SET PROBLEM — Gather all lines from the material that contain the word "called".

GIVEN DATA —
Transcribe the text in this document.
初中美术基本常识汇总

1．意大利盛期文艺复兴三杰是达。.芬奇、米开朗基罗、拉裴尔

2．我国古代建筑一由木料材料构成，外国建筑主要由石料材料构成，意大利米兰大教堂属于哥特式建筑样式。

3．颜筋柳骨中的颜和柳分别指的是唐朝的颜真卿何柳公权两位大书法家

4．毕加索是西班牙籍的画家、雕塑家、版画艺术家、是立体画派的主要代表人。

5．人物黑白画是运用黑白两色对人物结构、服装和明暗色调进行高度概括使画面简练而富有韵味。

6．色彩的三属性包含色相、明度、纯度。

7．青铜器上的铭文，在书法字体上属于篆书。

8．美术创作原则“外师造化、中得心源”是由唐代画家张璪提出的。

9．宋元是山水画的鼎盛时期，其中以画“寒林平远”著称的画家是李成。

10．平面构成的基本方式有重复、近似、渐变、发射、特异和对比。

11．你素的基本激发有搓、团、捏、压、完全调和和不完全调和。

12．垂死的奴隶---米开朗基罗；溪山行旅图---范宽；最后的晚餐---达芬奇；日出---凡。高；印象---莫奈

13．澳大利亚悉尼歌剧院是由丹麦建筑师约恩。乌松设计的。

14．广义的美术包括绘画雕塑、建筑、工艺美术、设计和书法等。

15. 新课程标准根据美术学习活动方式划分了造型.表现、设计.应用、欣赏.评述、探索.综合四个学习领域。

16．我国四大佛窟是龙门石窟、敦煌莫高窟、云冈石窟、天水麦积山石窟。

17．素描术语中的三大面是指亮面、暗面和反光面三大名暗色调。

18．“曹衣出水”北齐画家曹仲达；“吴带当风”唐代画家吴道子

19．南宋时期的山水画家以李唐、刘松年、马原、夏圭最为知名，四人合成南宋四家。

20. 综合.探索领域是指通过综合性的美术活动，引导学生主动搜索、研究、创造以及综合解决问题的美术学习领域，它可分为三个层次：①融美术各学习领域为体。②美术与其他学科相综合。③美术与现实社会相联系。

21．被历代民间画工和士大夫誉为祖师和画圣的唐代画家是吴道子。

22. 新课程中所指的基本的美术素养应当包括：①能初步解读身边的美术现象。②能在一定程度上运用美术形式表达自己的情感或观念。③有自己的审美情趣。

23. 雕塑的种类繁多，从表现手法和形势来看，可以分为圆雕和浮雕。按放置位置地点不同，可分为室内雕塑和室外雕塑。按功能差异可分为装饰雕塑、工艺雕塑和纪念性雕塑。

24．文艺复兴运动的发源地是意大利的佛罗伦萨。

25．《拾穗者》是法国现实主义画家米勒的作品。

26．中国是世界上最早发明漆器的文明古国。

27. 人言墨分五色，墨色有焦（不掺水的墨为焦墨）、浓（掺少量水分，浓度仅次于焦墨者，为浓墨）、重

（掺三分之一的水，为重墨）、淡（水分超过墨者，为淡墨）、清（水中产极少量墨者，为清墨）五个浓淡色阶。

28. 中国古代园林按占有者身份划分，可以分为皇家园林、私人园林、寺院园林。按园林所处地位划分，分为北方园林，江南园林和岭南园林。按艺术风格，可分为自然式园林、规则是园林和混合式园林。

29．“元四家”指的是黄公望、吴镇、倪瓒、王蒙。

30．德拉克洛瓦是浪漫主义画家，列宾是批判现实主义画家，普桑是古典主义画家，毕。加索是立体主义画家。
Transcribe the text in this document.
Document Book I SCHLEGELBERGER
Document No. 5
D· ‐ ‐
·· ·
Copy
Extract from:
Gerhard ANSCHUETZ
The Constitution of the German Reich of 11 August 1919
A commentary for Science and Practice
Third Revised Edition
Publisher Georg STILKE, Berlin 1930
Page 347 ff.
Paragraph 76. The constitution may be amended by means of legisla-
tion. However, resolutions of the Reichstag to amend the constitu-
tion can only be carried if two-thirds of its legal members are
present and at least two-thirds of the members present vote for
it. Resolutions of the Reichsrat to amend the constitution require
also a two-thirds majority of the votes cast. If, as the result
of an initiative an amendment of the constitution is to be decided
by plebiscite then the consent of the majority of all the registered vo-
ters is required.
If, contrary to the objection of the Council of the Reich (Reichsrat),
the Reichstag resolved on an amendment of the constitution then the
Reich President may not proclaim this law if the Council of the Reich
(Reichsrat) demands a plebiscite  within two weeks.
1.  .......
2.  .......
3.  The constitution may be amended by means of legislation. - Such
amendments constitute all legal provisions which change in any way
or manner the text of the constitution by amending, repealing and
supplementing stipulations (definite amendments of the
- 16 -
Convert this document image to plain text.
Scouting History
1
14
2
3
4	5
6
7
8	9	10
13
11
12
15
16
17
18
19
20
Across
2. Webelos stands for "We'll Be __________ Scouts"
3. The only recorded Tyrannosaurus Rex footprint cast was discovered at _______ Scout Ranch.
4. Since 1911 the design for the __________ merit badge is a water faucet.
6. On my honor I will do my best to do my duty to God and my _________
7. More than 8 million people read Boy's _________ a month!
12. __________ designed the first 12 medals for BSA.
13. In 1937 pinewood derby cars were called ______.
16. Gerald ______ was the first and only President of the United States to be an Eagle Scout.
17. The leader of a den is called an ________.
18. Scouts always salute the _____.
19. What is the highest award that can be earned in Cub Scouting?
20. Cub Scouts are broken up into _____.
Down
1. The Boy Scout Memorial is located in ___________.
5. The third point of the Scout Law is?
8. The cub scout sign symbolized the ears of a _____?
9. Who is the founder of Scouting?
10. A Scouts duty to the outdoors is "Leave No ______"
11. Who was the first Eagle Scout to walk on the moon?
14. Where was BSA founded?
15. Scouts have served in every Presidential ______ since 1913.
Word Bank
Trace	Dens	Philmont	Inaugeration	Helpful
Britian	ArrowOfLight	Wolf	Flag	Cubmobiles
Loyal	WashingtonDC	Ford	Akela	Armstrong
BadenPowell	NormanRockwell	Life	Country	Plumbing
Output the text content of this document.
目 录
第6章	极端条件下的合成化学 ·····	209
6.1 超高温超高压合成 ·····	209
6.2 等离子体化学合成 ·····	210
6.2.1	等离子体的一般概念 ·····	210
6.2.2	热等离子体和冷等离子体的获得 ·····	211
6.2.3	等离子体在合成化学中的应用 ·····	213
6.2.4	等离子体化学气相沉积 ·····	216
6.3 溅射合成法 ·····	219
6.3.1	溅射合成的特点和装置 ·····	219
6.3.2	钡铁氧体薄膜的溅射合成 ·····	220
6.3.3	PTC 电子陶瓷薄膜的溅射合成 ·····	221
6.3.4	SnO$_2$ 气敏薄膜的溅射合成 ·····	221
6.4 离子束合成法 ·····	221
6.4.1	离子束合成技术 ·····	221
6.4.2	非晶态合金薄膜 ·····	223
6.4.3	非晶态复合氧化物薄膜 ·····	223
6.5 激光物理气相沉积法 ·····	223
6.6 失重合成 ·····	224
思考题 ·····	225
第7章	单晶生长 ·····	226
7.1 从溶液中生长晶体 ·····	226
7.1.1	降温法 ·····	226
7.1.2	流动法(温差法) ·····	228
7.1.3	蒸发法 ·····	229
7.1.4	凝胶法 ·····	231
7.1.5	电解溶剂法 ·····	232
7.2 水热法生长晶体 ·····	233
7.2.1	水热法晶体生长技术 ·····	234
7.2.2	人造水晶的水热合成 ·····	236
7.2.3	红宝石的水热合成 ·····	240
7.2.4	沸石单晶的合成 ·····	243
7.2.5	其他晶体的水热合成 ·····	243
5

ANSWER TO THE EXERCISE —
13. In 1937 pinewood derby cars were called ______.
17. The leader of a den is called an ________.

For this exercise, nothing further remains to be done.